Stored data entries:
* * * * *
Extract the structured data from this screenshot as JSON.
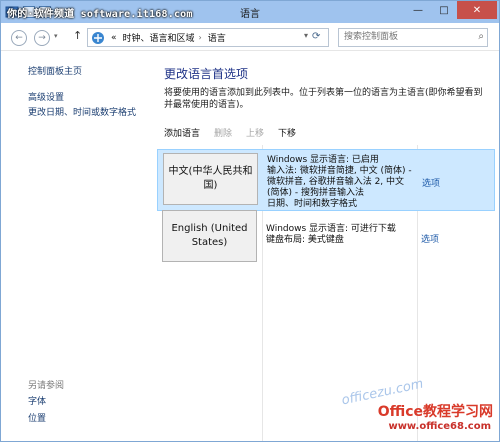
{
  "window": {
    "title": "语言",
    "watermark": "你的·软件频道 software.it168.com",
    "buttons": {
      "minimize": "—",
      "maximize": "□",
      "close": "✕"
    }
  },
  "nav": {
    "back": "←",
    "forward": "→",
    "up": "↑",
    "breadcrumb": [
      "«",
      "时钟、语言和区域",
      "语言"
    ],
    "search_placeholder": "搜索控制面板"
  },
  "left_pane": {
    "home": "控制面板主页",
    "links": [
      "高级设置",
      "更改日期、时间或数字格式"
    ],
    "see_also_heading": "另请参阅",
    "see_also": [
      "字体",
      "位置"
    ]
  },
  "main": {
    "heading": "更改语言首选项",
    "description": "将要使用的语言添加到此列表中。位于列表第一位的语言为主语言(即你希望看到并最常使用的语言)。",
    "toolbar": {
      "add": "添加语言",
      "remove": "删除",
      "up": "上移",
      "down": "下移"
    },
    "languages": [
      {
        "name": "中文(中华人民共和国)",
        "info": "Windows 显示语言: 已启用\n输入法: 微软拼音简捷, 中文 (简体) - 微软拼音, 谷歌拼音输入法 2, 中文 (简体) - 搜狗拼音输入法\n日期、时间和数字格式",
        "options": "选项",
        "selected": true
      },
      {
        "name": "English (United States)",
        "info": "Windows 显示语言: 可进行下载\n键盘布局: 美式键盘",
        "options": "选项",
        "selected": false
      }
    ]
  },
  "brand_watermark": {
    "faint": "officezu.com",
    "big": "Office教程学习网",
    "url": "www.office68.com"
  },
  "colors": {
    "accent": "#1e3287",
    "selection": "#cde8ff",
    "selection_border": "#99d1ff"
  }
}
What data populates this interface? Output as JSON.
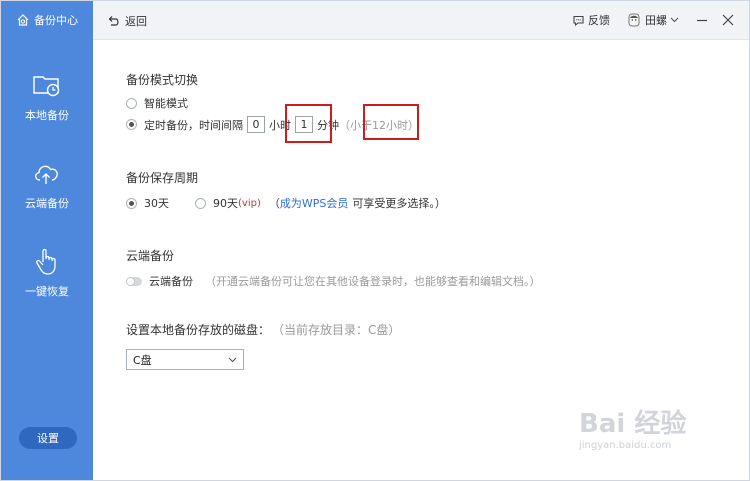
{
  "sidebar": {
    "brand": "备份中心",
    "items": [
      {
        "label": "本地备份",
        "icon": "folder-clock-icon"
      },
      {
        "label": "云端备份",
        "icon": "cloud-upload-icon"
      },
      {
        "label": "一键恢复",
        "icon": "hand-pointer-icon"
      }
    ],
    "settings_label": "设置"
  },
  "header": {
    "back_label": "返回",
    "feedback_label": "反馈",
    "user_name": "田螺"
  },
  "backup_mode": {
    "title": "备份模式切换",
    "smart_label": "智能模式",
    "smart_checked": false,
    "timed_label": "定时备份，时间间隔",
    "timed_checked": true,
    "hours_value": "0",
    "hours_unit": "小时",
    "minutes_value": "1",
    "minutes_unit": "分钟",
    "hint": "（小于12小时）"
  },
  "retention": {
    "title": "备份保存周期",
    "option_30": "30天",
    "option_30_checked": true,
    "option_90": "90天",
    "option_90_vip": "(vip)",
    "paren_open": "（",
    "link": "成为WPS会员",
    "suffix": "可享受更多选择。）"
  },
  "cloud": {
    "title": "云端备份",
    "toggle_label": "云端备份",
    "toggle_on": false,
    "description": "（开通云端备份可让您在其他设备登录时，也能够查看和编辑文档。）"
  },
  "disk": {
    "title": "设置本地备份存放的磁盘：",
    "current": "（当前存放目录：C盘）",
    "selected": "C盘"
  },
  "watermark": {
    "main": "Bai 经验",
    "sub": "jingyan.baidu.com"
  }
}
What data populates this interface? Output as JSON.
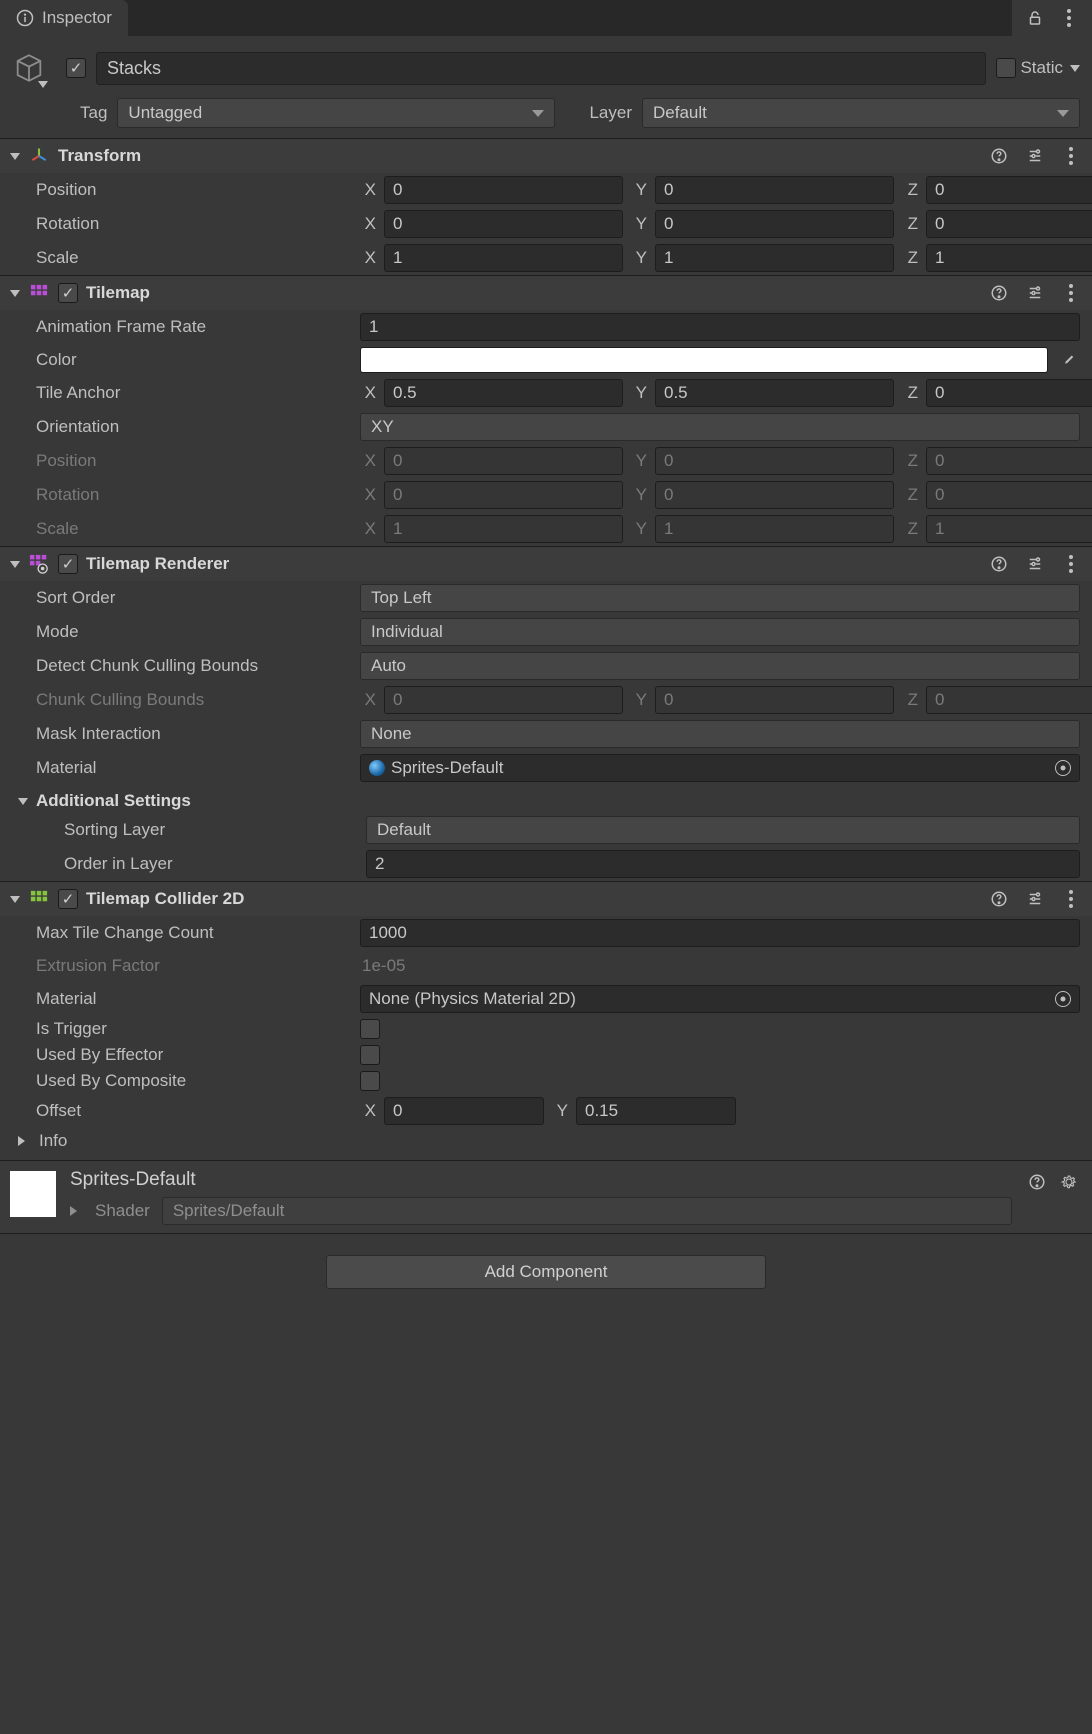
* * * * *
BRIEF: Provide only the number of lines in the entries that hold the word "true".

EXPECTED OUTPUT: 3